→ **DATASET RECORDS**
* * * * * * * * *

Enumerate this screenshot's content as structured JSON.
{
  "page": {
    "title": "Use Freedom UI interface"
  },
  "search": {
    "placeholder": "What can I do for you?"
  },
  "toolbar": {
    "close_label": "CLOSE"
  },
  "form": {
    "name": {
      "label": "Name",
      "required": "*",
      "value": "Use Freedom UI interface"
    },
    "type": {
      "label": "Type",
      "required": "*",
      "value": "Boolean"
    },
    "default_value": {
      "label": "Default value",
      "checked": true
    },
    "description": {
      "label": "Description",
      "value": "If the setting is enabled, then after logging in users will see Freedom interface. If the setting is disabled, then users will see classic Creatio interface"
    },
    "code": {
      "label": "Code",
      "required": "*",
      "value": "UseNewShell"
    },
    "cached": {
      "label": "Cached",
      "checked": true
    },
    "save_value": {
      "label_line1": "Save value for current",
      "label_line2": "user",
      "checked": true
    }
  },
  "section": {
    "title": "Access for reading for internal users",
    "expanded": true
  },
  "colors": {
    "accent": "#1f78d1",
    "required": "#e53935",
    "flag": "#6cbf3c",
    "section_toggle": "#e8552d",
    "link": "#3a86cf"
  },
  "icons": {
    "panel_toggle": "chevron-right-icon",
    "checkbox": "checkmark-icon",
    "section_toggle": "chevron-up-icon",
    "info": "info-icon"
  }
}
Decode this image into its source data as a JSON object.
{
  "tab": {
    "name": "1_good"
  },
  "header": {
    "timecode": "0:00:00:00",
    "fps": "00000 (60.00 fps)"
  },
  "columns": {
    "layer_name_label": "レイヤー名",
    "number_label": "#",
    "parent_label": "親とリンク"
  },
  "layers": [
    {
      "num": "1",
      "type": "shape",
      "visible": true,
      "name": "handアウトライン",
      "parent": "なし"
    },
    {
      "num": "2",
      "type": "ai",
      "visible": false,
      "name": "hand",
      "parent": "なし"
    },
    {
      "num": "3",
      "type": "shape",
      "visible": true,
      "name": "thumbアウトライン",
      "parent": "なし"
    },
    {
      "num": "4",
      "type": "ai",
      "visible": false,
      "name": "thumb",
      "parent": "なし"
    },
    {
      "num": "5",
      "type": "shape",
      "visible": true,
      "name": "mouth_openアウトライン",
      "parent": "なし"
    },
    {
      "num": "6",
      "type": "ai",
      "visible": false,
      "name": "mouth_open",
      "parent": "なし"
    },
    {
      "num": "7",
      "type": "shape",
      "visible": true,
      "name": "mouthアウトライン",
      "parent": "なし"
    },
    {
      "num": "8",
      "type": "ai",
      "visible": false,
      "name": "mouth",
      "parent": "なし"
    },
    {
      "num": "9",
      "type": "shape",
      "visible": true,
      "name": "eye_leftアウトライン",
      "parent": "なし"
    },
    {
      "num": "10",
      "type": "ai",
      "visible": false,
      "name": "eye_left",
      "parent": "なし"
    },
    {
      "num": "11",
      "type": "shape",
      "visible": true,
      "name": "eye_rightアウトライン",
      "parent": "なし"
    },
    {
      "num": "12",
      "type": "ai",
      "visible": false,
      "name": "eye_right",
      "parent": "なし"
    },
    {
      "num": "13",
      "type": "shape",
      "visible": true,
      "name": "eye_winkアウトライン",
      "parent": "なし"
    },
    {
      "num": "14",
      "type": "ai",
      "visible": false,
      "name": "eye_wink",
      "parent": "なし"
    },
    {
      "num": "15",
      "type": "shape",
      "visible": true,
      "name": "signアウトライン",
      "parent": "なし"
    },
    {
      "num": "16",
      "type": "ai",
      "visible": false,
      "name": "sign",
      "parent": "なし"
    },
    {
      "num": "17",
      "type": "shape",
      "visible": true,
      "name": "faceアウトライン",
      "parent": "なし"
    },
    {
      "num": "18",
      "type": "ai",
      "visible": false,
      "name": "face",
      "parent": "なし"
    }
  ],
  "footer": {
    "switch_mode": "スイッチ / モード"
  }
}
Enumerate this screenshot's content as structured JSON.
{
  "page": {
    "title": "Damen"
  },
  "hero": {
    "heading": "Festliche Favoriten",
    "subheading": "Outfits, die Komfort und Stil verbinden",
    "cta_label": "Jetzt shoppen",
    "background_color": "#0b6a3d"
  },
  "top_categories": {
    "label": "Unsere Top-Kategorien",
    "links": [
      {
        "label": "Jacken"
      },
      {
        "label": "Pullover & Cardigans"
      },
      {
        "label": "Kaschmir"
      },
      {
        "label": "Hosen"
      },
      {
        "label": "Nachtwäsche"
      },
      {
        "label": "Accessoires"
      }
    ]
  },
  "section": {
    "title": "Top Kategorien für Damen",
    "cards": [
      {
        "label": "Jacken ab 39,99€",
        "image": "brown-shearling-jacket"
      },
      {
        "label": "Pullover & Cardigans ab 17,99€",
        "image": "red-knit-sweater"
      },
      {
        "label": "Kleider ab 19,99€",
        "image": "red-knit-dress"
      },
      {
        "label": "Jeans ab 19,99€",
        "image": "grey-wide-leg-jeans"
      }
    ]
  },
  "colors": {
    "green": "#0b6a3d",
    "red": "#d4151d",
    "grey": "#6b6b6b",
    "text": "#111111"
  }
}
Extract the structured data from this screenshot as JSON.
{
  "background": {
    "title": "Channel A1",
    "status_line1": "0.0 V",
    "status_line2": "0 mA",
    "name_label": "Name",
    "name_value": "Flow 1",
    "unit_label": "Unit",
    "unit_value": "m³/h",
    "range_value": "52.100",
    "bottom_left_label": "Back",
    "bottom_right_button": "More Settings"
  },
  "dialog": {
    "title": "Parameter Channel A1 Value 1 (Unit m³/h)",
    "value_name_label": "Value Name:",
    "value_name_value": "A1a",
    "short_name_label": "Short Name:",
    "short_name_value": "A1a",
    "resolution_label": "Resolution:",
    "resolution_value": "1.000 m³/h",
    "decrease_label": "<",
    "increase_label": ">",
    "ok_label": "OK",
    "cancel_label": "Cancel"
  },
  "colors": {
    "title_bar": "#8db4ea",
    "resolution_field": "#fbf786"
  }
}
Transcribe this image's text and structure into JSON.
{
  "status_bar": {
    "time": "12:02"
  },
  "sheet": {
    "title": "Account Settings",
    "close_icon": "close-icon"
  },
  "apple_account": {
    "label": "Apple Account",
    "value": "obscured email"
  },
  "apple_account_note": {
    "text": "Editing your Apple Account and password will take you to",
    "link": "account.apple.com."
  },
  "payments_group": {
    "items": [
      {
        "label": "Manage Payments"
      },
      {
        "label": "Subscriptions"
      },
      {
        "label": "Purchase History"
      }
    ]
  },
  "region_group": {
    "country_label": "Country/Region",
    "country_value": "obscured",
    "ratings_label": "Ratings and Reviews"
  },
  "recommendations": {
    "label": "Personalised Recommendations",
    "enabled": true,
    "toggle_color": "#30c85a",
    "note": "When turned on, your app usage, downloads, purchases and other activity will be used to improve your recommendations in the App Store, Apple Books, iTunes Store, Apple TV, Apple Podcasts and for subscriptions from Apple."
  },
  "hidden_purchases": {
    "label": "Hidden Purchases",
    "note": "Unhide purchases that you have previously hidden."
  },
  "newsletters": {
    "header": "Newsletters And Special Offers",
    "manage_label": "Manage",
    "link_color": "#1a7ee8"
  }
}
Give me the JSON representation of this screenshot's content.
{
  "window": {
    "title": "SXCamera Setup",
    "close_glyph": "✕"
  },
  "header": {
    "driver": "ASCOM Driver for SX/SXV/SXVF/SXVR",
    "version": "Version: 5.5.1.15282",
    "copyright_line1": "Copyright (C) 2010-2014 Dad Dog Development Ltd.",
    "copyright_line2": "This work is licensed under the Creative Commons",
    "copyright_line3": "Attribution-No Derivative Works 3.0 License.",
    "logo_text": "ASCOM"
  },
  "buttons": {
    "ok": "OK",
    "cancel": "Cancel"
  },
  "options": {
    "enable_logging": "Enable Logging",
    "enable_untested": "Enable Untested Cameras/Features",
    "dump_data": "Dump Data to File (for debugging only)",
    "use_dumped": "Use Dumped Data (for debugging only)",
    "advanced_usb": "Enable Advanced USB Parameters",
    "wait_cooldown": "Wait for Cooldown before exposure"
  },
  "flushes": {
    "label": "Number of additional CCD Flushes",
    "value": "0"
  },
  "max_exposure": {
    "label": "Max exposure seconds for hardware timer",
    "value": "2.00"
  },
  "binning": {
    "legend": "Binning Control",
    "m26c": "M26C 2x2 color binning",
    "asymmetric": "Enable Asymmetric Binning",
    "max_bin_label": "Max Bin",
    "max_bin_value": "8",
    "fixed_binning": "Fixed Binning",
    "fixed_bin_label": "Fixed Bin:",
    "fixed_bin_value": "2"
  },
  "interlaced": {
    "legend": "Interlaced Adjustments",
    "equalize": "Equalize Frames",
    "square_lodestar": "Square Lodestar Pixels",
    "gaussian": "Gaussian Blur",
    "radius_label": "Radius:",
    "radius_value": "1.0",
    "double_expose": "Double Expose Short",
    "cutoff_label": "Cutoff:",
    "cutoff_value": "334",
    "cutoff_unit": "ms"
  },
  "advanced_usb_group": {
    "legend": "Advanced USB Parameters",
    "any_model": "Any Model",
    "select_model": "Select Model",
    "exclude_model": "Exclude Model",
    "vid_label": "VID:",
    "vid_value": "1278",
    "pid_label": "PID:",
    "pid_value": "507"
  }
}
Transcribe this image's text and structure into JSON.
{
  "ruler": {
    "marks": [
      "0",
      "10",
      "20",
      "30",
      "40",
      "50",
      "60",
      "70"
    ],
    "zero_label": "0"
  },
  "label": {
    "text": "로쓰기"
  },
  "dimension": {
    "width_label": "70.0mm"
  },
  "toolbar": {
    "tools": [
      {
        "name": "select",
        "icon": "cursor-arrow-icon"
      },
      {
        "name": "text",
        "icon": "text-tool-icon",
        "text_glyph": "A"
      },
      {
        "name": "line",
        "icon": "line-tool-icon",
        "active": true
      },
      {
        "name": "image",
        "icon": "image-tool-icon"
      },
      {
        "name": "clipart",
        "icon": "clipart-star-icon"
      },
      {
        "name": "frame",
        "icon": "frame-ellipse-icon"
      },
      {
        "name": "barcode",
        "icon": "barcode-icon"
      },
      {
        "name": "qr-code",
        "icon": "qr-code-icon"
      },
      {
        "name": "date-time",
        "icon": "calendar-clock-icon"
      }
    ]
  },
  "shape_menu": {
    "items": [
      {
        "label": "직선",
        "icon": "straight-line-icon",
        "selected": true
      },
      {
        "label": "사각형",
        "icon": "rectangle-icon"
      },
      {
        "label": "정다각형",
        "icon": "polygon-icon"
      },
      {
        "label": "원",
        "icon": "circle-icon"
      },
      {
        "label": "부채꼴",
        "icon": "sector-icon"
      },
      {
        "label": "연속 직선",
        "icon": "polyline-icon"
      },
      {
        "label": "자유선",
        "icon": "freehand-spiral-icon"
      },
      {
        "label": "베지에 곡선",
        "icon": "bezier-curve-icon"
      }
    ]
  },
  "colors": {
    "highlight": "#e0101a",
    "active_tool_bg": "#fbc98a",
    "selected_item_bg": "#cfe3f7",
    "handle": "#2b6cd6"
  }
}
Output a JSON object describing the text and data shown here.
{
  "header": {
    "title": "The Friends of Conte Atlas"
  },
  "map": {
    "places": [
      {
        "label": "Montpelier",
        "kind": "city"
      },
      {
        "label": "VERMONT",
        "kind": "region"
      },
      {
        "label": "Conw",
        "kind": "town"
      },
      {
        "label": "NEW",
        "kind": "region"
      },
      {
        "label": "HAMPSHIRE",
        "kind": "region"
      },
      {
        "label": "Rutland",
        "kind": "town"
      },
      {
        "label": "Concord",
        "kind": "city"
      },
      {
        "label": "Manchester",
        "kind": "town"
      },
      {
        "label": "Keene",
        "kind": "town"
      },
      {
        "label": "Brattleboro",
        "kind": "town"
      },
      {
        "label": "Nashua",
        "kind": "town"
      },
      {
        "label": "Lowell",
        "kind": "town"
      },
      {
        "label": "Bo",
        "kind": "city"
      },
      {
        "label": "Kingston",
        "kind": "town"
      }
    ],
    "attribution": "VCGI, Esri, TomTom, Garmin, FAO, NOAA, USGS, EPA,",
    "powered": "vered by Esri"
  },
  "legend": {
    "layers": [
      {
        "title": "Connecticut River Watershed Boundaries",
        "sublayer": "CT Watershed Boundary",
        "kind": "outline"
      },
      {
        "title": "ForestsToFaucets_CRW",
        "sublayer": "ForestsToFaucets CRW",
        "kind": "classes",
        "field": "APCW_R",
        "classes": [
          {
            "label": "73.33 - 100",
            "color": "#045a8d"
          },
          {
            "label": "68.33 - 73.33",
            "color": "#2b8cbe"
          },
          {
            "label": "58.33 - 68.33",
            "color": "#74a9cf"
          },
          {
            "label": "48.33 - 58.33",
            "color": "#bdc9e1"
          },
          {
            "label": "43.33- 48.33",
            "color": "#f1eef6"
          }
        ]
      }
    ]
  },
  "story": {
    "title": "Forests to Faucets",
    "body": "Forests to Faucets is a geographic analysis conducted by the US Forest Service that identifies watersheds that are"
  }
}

* * * * * * * * *

→ **WHAT TO WORK ON**
Return each line of the data that contains the string "Channel".

→ **RESULT OF THE EXERCISE**
    "title": "Channel A1",
    "title": "Parameter Channel A1 Value 1 (Unit m³/h)",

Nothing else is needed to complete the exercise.